[Figure collection entries]
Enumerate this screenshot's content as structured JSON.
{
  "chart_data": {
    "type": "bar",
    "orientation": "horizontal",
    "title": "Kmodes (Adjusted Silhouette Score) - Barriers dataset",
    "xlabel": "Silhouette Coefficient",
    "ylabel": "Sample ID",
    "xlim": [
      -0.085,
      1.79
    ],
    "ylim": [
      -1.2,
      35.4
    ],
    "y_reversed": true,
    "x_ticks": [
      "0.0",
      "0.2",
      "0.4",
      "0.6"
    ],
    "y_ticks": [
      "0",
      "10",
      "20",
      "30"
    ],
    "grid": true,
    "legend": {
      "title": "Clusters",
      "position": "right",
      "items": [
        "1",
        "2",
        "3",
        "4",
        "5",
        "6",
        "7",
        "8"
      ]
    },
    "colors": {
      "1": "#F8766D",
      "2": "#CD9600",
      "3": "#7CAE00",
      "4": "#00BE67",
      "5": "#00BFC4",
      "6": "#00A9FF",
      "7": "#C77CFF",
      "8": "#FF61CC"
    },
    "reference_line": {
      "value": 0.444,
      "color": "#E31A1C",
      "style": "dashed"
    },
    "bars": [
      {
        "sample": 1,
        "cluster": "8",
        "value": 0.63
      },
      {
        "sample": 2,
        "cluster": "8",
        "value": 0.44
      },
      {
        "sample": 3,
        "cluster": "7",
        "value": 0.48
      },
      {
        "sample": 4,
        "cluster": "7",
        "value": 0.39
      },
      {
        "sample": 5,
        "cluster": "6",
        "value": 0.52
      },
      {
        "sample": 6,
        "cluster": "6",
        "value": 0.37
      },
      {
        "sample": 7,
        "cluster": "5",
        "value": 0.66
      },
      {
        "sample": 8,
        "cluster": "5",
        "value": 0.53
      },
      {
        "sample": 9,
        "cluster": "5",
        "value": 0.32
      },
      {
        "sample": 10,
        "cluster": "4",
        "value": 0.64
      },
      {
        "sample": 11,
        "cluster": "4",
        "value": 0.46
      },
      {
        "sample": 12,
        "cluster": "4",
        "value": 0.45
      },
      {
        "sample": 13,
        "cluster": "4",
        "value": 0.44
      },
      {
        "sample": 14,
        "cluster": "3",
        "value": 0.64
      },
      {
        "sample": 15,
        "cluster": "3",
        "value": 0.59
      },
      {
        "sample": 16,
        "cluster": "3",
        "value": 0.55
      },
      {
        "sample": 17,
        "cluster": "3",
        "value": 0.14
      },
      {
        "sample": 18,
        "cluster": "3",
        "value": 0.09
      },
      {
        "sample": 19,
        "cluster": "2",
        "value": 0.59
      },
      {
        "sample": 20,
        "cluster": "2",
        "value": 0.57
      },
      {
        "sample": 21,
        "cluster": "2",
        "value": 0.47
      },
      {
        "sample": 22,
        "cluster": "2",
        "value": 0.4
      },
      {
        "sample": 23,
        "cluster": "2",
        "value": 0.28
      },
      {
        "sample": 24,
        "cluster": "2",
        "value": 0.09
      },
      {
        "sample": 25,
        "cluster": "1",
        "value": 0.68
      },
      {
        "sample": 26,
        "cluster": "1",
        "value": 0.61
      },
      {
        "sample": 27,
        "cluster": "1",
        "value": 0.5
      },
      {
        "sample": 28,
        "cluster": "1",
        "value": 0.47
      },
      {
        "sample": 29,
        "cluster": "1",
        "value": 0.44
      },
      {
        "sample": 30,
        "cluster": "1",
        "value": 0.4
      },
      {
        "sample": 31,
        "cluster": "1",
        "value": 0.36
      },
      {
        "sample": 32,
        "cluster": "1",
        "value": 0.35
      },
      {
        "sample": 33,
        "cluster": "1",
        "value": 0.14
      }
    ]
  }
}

What the exercise asks ▸ Set all of the records down again, exactly as they stand.

Finished task ▸
Enumerate this screenshot's content as structured JSON.
{
  "chart_data": {
    "type": "bar",
    "orientation": "horizontal",
    "title": "Kmodes (Adjusted Silhouette Score) - Barriers dataset",
    "xlabel": "Silhouette Coefficient",
    "ylabel": "Sample ID",
    "xlim": [
      -0.085,
      1.79
    ],
    "ylim": [
      -1.2,
      35.4
    ],
    "y_reversed": true,
    "x_ticks": [
      "0.0",
      "0.2",
      "0.4",
      "0.6"
    ],
    "y_ticks": [
      "0",
      "10",
      "20",
      "30"
    ],
    "grid": true,
    "legend": {
      "title": "Clusters",
      "position": "right",
      "items": [
        "1",
        "2",
        "3",
        "4",
        "5",
        "6",
        "7",
        "8"
      ]
    },
    "colors": {
      "1": "#F8766D",
      "2": "#CD9600",
      "3": "#7CAE00",
      "4": "#00BE67",
      "5": "#00BFC4",
      "6": "#00A9FF",
      "7": "#C77CFF",
      "8": "#FF61CC"
    },
    "reference_line": {
      "value": 0.444,
      "color": "#E31A1C",
      "style": "dashed"
    },
    "bars": [
      {
        "sample": 1,
        "cluster": "8",
        "value": 0.63
      },
      {
        "sample": 2,
        "cluster": "8",
        "value": 0.44
      },
      {
        "sample": 3,
        "cluster": "7",
        "value": 0.48
      },
      {
        "sample": 4,
        "cluster": "7",
        "value": 0.39
      },
      {
        "sample": 5,
        "cluster": "6",
        "value": 0.52
      },
      {
        "sample": 6,
        "cluster": "6",
        "value": 0.37
      },
      {
        "sample": 7,
        "cluster": "5",
        "value": 0.66
      },
      {
        "sample": 8,
        "cluster": "5",
        "value": 0.53
      },
      {
        "sample": 9,
        "cluster": "5",
        "value": 0.32
      },
      {
        "sample": 10,
        "cluster": "4",
        "value": 0.64
      },
      {
        "sample": 11,
        "cluster": "4",
        "value": 0.46
      },
      {
        "sample": 12,
        "cluster": "4",
        "value": 0.45
      },
      {
        "sample": 13,
        "cluster": "4",
        "value": 0.44
      },
      {
        "sample": 14,
        "cluster": "3",
        "value": 0.64
      },
      {
        "sample": 15,
        "cluster": "3",
        "value": 0.59
      },
      {
        "sample": 16,
        "cluster": "3",
        "value": 0.55
      },
      {
        "sample": 17,
        "cluster": "3",
        "value": 0.14
      },
      {
        "sample": 18,
        "cluster": "3",
        "value": 0.09
      },
      {
        "sample": 19,
        "cluster": "2",
        "value": 0.59
      },
      {
        "sample": 20,
        "cluster": "2",
        "value": 0.57
      },
      {
        "sample": 21,
        "cluster": "2",
        "value": 0.47
      },
      {
        "sample": 22,
        "cluster": "2",
        "value": 0.4
      },
      {
        "sample": 23,
        "cluster": "2",
        "value": 0.28
      },
      {
        "sample": 24,
        "cluster": "2",
        "value": 0.09
      },
      {
        "sample": 25,
        "cluster": "1",
        "value": 0.68
      },
      {
        "sample": 26,
        "cluster": "1",
        "value": 0.61
      },
      {
        "sample": 27,
        "cluster": "1",
        "value": 0.5
      },
      {
        "sample": 28,
        "cluster": "1",
        "value": 0.47
      },
      {
        "sample": 29,
        "cluster": "1",
        "value": 0.44
      },
      {
        "sample": 30,
        "cluster": "1",
        "value": 0.4
      },
      {
        "sample": 31,
        "cluster": "1",
        "value": 0.36
      },
      {
        "sample": 32,
        "cluster": "1",
        "value": 0.35
      },
      {
        "sample": 33,
        "cluster": "1",
        "value": 0.14
      }
    ]
  }
}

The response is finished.